» SOURCE DOCUMENT

# Dyeing- used new dyes today



## Goodshepfarm (Jul 20, 2014)

I dyed 3 skeins of my handspun today with ProChemical Dyes. I bought a few sampler kits. The one I used today had 6 colors in it and it was called Desert. First time using citric acid. Also, I pretty much followed Hueloco method of bringing the water with yarn up to a simmer, shut off stove, add the dye. I left the house for errands for a few hours. when I came back home the dye was completely exhausted. The colors, especially the torquoise, are vibrant!


----------



## Paksenarion (Mar 6, 2017)

Pretty


----------



## Cdambro (Dec 30, 2013)

Those colors are just so pretty and yes, very vibrant.


----------



## wordancer (May 4, 2011)

So vibrant, so pretty!


----------



## sbeth53 (Mar 29, 2011)

Oh so pretty :sm01:


----------



## run4fittness (May 22, 2011)

Lovely colors!


----------



## Mevbb (Sep 5, 2011)

Lovely.


----------



## Woodstockgranny (Feb 6, 2013)

Fabulous colors!

Records from a data collection:
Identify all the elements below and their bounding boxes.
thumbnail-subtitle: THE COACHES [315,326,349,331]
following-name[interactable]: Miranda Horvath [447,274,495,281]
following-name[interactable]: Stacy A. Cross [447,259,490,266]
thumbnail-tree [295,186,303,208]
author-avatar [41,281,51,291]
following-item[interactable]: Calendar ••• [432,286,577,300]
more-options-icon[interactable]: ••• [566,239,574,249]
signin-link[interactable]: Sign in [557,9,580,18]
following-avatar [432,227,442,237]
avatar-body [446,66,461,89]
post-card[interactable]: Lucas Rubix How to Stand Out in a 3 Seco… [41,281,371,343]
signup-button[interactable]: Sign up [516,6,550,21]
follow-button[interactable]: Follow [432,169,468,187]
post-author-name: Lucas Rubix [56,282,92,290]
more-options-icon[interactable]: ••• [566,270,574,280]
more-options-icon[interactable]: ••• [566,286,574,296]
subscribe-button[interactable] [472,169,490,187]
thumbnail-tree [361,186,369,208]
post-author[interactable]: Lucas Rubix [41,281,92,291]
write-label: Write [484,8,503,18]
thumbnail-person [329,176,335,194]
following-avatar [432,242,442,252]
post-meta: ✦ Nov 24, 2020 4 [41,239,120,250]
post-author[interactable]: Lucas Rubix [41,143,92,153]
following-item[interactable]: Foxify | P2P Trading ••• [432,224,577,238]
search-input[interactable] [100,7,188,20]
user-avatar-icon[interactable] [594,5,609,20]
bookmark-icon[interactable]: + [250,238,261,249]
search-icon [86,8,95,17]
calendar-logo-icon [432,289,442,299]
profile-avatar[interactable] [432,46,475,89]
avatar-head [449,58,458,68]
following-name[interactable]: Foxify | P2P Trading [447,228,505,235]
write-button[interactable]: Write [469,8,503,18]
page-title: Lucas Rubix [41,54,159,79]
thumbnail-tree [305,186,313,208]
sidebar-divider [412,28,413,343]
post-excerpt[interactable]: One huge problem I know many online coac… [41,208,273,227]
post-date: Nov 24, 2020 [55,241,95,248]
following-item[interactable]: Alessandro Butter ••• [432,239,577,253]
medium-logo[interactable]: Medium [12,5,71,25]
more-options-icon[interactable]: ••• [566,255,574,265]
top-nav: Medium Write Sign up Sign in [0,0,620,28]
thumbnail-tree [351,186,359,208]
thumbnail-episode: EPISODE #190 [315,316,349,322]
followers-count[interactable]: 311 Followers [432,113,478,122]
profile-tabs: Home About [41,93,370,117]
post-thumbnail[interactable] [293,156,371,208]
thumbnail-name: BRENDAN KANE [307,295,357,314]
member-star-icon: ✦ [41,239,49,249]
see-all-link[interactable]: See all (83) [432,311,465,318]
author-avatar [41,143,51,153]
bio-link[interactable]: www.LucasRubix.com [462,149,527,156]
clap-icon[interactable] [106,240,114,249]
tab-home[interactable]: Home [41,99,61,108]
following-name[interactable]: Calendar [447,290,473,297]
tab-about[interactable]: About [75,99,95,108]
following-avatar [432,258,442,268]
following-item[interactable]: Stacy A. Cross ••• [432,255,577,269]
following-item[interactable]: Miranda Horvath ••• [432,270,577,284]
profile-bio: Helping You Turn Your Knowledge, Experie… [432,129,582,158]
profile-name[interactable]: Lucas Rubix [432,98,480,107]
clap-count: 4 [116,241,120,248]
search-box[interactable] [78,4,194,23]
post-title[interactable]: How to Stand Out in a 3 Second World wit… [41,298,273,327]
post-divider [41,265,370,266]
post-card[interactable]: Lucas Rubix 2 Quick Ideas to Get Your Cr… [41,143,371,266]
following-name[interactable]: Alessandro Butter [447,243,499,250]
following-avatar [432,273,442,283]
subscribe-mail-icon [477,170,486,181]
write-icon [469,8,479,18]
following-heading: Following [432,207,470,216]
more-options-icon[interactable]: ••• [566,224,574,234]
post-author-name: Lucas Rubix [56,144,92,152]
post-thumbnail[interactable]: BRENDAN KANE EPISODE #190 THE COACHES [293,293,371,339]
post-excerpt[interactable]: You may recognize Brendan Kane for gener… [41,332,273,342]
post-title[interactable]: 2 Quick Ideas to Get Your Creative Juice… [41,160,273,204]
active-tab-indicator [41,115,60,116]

» PROBLEM STATEMENT
As a list, restate the paragraph in the dyeing thread that begins "I dyed 3 skeins of my handspun today", keeping its main facts.

» TASK RESULT
- Three skeins of handspun were dyed with ProChemical Dyes.
- The dyes came from one of several sampler kits bought, a six-color kit called Desert.
- Citric acid was used for the first time.
- The method mostly followed Hueloco's: bring the water and yarn to a simmer, turn off the stove, then add the dye.
- After a few hours away on errands, the dye was fully exhausted.
- The colors came out vibrant, the turquoise most of all.